EXERCISE —
Reproduce every line of the material below verbatim, leaving out the pictures.
※ ※ ※
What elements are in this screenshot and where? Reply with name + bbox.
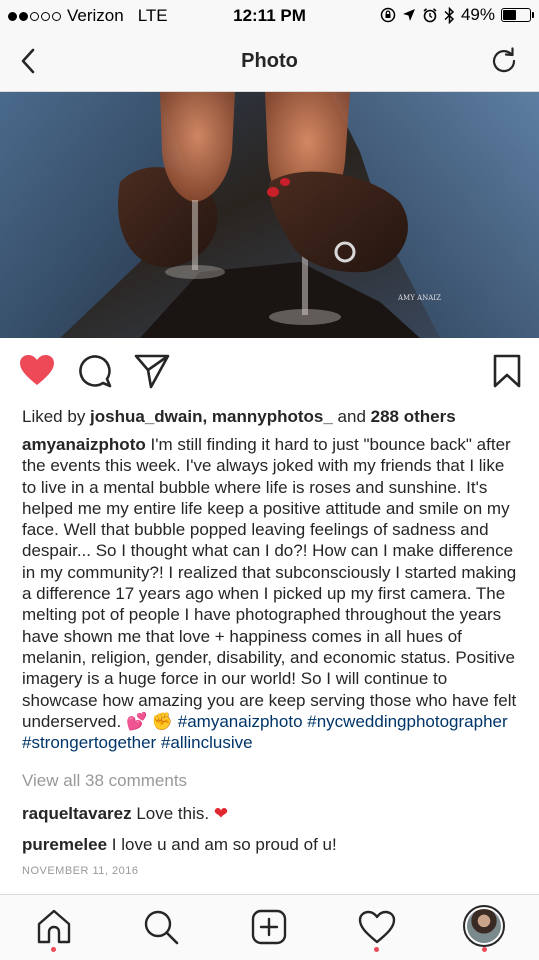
post-photo[interactable]: AMY ANAIZ bbox=[0, 92, 539, 338]
profile-notification-dot bbox=[482, 947, 487, 952]
status-right: 49% bbox=[380, 5, 534, 25]
post-actions bbox=[0, 352, 539, 396]
comment-username[interactable]: puremelee bbox=[22, 835, 107, 854]
rotation-lock-icon bbox=[380, 7, 396, 23]
add-post-icon[interactable] bbox=[249, 907, 289, 947]
comment-row: puremelee I love u and am so proud of u! bbox=[22, 835, 337, 855]
search-icon[interactable] bbox=[141, 907, 181, 947]
home-notification-dot bbox=[51, 947, 56, 952]
refresh-icon[interactable] bbox=[489, 46, 519, 76]
location-arrow-icon bbox=[402, 9, 415, 21]
comment-icon[interactable] bbox=[76, 352, 114, 390]
red-heart-emoji: ❤ bbox=[213, 804, 229, 823]
two-hearts-emoji: 💕 bbox=[125, 711, 148, 731]
post-caption: amyanaizphoto I'm still finding it hard … bbox=[22, 434, 522, 753]
battery-percent: 49% bbox=[460, 5, 495, 24]
page-title: Photo bbox=[241, 50, 298, 72]
hashtag-link[interactable]: #allinclusive bbox=[161, 733, 253, 752]
hashtag-link[interactable]: #nycweddingphotographer bbox=[307, 712, 507, 731]
nav-bar: Photo bbox=[0, 32, 539, 92]
likes-summary[interactable]: Liked by joshua_dwain, mannyphotos_ and … bbox=[22, 407, 456, 427]
activity-heart-icon[interactable] bbox=[357, 907, 397, 947]
raised-fist-emoji: ✊ bbox=[151, 711, 174, 731]
alarm-icon bbox=[423, 8, 437, 23]
liker-username[interactable]: joshua_dwain bbox=[90, 407, 202, 426]
hashtag-link[interactable]: #amyanaizphoto bbox=[178, 712, 303, 731]
view-all-comments-link[interactable]: View all 38 comments bbox=[22, 771, 187, 791]
comment-text: I love u and am so proud of u! bbox=[107, 835, 337, 854]
liker-username[interactable]: mannyphotos_ bbox=[212, 407, 333, 426]
profile-avatar[interactable] bbox=[463, 905, 505, 947]
comment-text: Love this. bbox=[131, 804, 214, 823]
caption-username[interactable]: amyanaizphoto bbox=[22, 435, 146, 454]
photo-watermark: AMY ANAIZ bbox=[397, 294, 441, 302]
hashtag-link[interactable]: #strongertogether bbox=[22, 733, 156, 752]
activity-notification-dot bbox=[374, 947, 379, 952]
bluetooth-icon bbox=[444, 6, 455, 24]
post-date: NOVEMBER 11, 2016 bbox=[22, 865, 139, 877]
send-icon[interactable] bbox=[133, 352, 171, 390]
bookmark-icon[interactable] bbox=[492, 352, 522, 390]
status-bar: Verizon LTE 12:11 PM 49% bbox=[0, 0, 539, 32]
battery-icon bbox=[501, 8, 534, 22]
home-icon[interactable] bbox=[34, 907, 74, 947]
comment-username[interactable]: raqueltavarez bbox=[22, 804, 132, 823]
heart-filled-icon[interactable] bbox=[18, 352, 56, 390]
comment-row: raqueltavarez Love this. ❤ bbox=[22, 804, 228, 824]
likes-others-link[interactable]: 288 others bbox=[371, 407, 456, 426]
bottom-tab-bar bbox=[0, 894, 539, 960]
photo-image: AMY ANAIZ bbox=[0, 92, 539, 338]
caption-text: I'm still finding it hard to just "bounc… bbox=[22, 435, 517, 731]
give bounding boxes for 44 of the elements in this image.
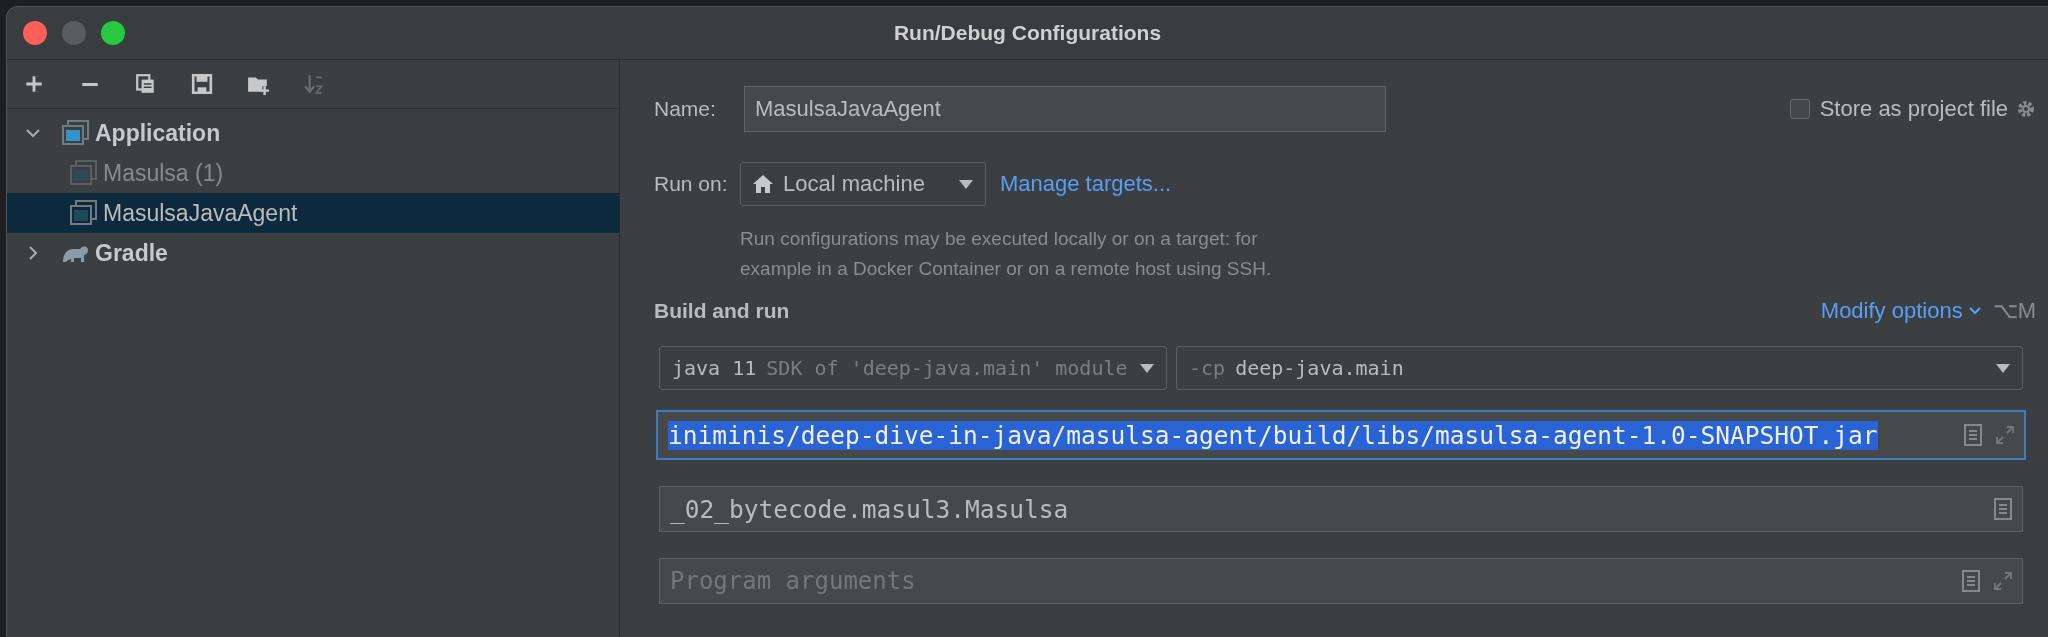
settings-icon[interactable] [2016,99,2036,119]
manage-targets-link[interactable]: Manage targets... [1000,171,1172,197]
tree-item[interactable]: Application [7,113,619,153]
minus-icon [79,82,101,86]
vm-options-field[interactable]: iniminis/deep-dive-in-java/masulsa-agent/build/libs/masulsa-agent-1.0-SNAPSHOT.jar [656,410,2026,460]
document-icon[interactable] [1962,570,1980,592]
document-icon[interactable] [1964,424,1982,446]
copy-icon [135,73,157,95]
jdk-dropdown[interactable]: java 11 SDK of 'deep-java.main' module [659,346,1167,390]
expand-icon[interactable] [1996,426,2014,444]
caret-icon [1996,363,2010,373]
zoom-button[interactable] [101,21,125,45]
modify-options-link[interactable]: Modify options [1820,298,1981,324]
window-icon [69,160,97,186]
window-title: Run/Debug Configurations [893,21,1162,44]
shortcut-hint: ⌥M [1992,298,2036,324]
sort-icon [303,73,325,95]
tree-item-label: MasulsaJavaAgent [103,199,298,227]
plus-icon [23,73,45,95]
close-button[interactable] [23,21,47,45]
tree-item[interactable]: MasulsaJavaAgent [7,193,619,233]
help-text: Run configurations may be executed locally or on a target: for example in a Docker Container or on a remote host using SSH. [740,227,1273,281]
name-label: Name: [654,97,717,121]
caret-icon [959,179,973,189]
house-icon [753,175,773,193]
run-on-dropdown[interactable]: Local machine [740,162,986,206]
run-on-label: Run on: [654,172,729,196]
chevron-down-icon [1968,307,1981,315]
caret-icon [1140,363,1154,373]
main-class-field[interactable]: _02_bytecode.masul3.Masulsa [659,486,2023,532]
tree-item-label: Application [95,119,221,147]
expand-icon[interactable] [1994,572,2012,590]
tree-item-label: Gradle [95,239,168,267]
name-field[interactable]: MasulsaJavaAgent [744,86,1386,132]
classpath-dropdown[interactable]: -cp deep-java.main [1176,346,2023,390]
tree-item[interactable]: Masulsa (1) [7,153,619,193]
save-button[interactable] [189,71,215,97]
document-icon[interactable] [1994,498,2012,520]
window-icon [61,120,89,146]
store-as-project-file-checkbox[interactable]: Store as project file [1789,96,2008,122]
tree-item[interactable]: Gradle [7,233,619,273]
tree-item-label: Masulsa (1) [103,159,224,187]
window-icon [69,200,97,226]
section-title: Build and run [654,299,790,323]
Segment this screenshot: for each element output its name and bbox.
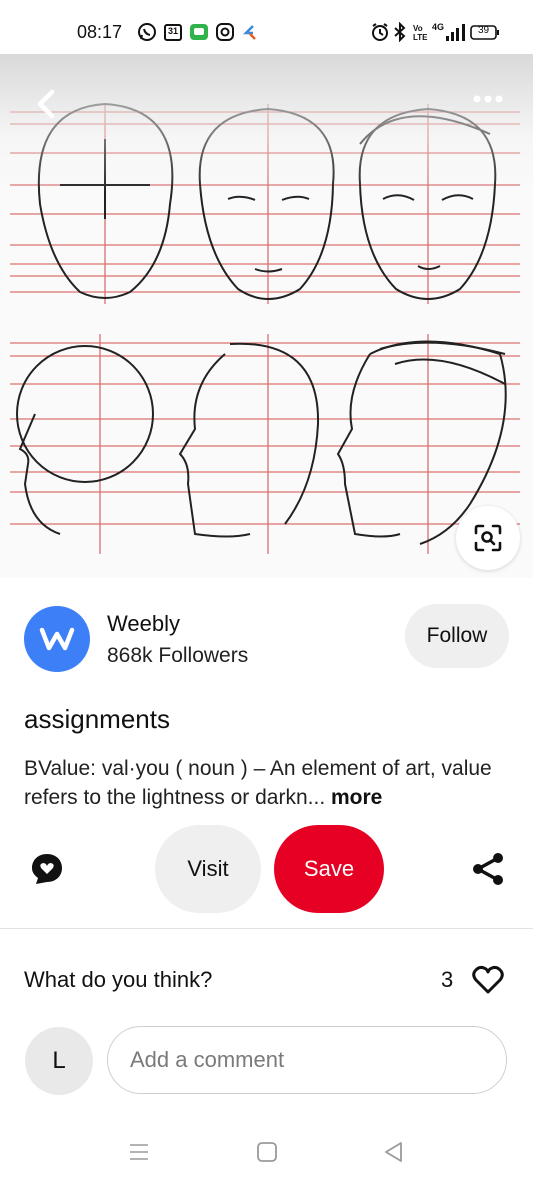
※ ※ ※
REPLY TO THE EXERCISE —
What elements are in this screenshot and where? Reply with name + bbox.
post-photo[interactable]: AMY ANAIZ bbox=[0, 92, 539, 338]
profile-notification-dot bbox=[482, 947, 487, 952]
status-right: 49% bbox=[380, 5, 534, 25]
post-actions bbox=[0, 352, 539, 396]
comment-username[interactable]: puremelee bbox=[22, 835, 107, 854]
rotation-lock-icon bbox=[380, 7, 396, 23]
add-post-icon[interactable] bbox=[249, 907, 289, 947]
comment-row: puremelee I love u and am so proud of u! bbox=[22, 835, 337, 855]
search-icon[interactable] bbox=[141, 907, 181, 947]
home-notification-dot bbox=[51, 947, 56, 952]
refresh-icon[interactable] bbox=[489, 46, 519, 76]
location-arrow-icon bbox=[402, 9, 415, 21]
comment-icon[interactable] bbox=[76, 352, 114, 390]
red-heart-emoji: ❤ bbox=[213, 804, 229, 823]
two-hearts-emoji: 💕 bbox=[125, 711, 148, 731]
post-caption: amyanaizphoto I'm still finding it hard … bbox=[22, 434, 522, 753]
battery-percent: 49% bbox=[460, 5, 495, 24]
page-title: Photo bbox=[241, 50, 298, 72]
hashtag-link[interactable]: #allinclusive bbox=[161, 733, 253, 752]
hashtag-link[interactable]: #nycweddingphotographer bbox=[307, 712, 507, 731]
nav-bar: Photo bbox=[0, 32, 539, 92]
likes-summary[interactable]: Liked by joshua_dwain, mannyphotos_ and … bbox=[22, 407, 456, 427]
activity-heart-icon[interactable] bbox=[357, 907, 397, 947]
raised-fist-emoji: ✊ bbox=[151, 711, 174, 731]
alarm-icon bbox=[423, 8, 437, 23]
liker-username[interactable]: joshua_dwain bbox=[90, 407, 202, 426]
hashtag-link[interactable]: #amyanaizphoto bbox=[178, 712, 303, 731]
view-all-comments-link[interactable]: View all 38 comments bbox=[22, 771, 187, 791]
comment-text: I love u and am so proud of u! bbox=[107, 835, 337, 854]
liker-username[interactable]: mannyphotos_ bbox=[212, 407, 333, 426]
profile-avatar[interactable] bbox=[463, 905, 505, 947]
comment-text: Love this. bbox=[131, 804, 214, 823]
caption-username[interactable]: amyanaizphoto bbox=[22, 435, 146, 454]
photo-watermark: AMY ANAIZ bbox=[397, 294, 441, 302]
hashtag-link[interactable]: #strongertogether bbox=[22, 733, 156, 752]
activity-notification-dot bbox=[374, 947, 379, 952]
bluetooth-icon bbox=[444, 6, 455, 24]
post-date: NOVEMBER 11, 2016 bbox=[22, 865, 139, 877]
send-icon[interactable] bbox=[133, 352, 171, 390]
bookmark-icon[interactable] bbox=[492, 352, 522, 390]
status-bar: Verizon LTE 12:11 PM 49% bbox=[0, 0, 539, 32]
battery-icon bbox=[501, 8, 534, 22]
home-icon[interactable] bbox=[34, 907, 74, 947]
comment-username[interactable]: raqueltavarez bbox=[22, 804, 132, 823]
heart-filled-icon[interactable] bbox=[18, 352, 56, 390]
comment-row: raqueltavarez Love this. ❤ bbox=[22, 804, 228, 824]
likes-others-link[interactable]: 288 others bbox=[371, 407, 456, 426]
bottom-tab-bar bbox=[0, 894, 539, 960]
photo-image: AMY ANAIZ bbox=[0, 92, 539, 338]
caption-text: I'm still finding it hard to just "bounc… bbox=[22, 435, 517, 731]
give bounding boxes for 44 of the elements in this image.
settings-icon[interactable] [2016,99,2036,119]
manage-targets-link[interactable]: Manage targets... [1000,171,1172,197]
tree-item[interactable]: Application [7,113,619,153]
minus-icon [79,82,101,86]
vm-options-field[interactable]: iniminis/deep-dive-in-java/masulsa-agent/build/libs/masulsa-agent-1.0-SNAPSHOT.jar [656,410,2026,460]
document-icon[interactable] [1962,570,1980,592]
document-icon[interactable] [1964,424,1982,446]
copy-icon [135,73,157,95]
jdk-dropdown[interactable]: java 11 SDK of 'deep-java.main' module [659,346,1167,390]
expand-icon[interactable] [1996,426,2014,444]
caret-icon [1996,363,2010,373]
zoom-button[interactable] [101,21,125,45]
modify-options-link[interactable]: Modify options [1820,298,1981,324]
window-icon [69,160,97,186]
window-title: Run/Debug Configurations [893,21,1162,44]
shortcut-hint: ⌥M [1992,298,2036,324]
sort-icon [303,73,325,95]
tree-item-label: MasulsaJavaAgent [103,199,298,227]
plus-icon [23,73,45,95]
close-button[interactable] [23,21,47,45]
tree-item[interactable]: MasulsaJavaAgent [7,193,619,233]
help-text: Run configurations may be executed locally or on a target: for example in a Docker Container or on a remote host using SSH. [740,227,1273,281]
name-label: Name: [654,97,717,121]
caret-icon [959,179,973,189]
house-icon [753,175,773,193]
run-on-dropdown[interactable]: Local machine [740,162,986,206]
run-on-label: Run on: [654,172,729,196]
chevron-down-icon [1968,307,1981,315]
caret-icon [1140,363,1154,373]
main-class-field[interactable]: _02_bytecode.masul3.Masulsa [659,486,2023,532]
tree-item-label: Application [95,119,221,147]
expand-icon[interactable] [1994,572,2012,590]
tree-item-label: Gradle [95,239,168,267]
name-field[interactable]: MasulsaJavaAgent [744,86,1386,132]
classpath-dropdown[interactable]: -cp deep-java.main [1176,346,2023,390]
tree-item[interactable]: Masulsa (1) [7,153,619,193]
save-button[interactable] [189,71,215,97]
document-icon[interactable] [1994,498,2012,520]
window-icon [61,120,89,146]
store-as-project-file-checkbox[interactable]: Store as project file [1789,96,2008,122]
tree-item[interactable]: Gradle [7,233,619,273]
tree-item-label: Masulsa (1) [103,159,224,187]
window-icon [69,200,97,226]
section-title: Build and run [654,299,790,323]
Segment this screenshot: for each element output its name and bbox.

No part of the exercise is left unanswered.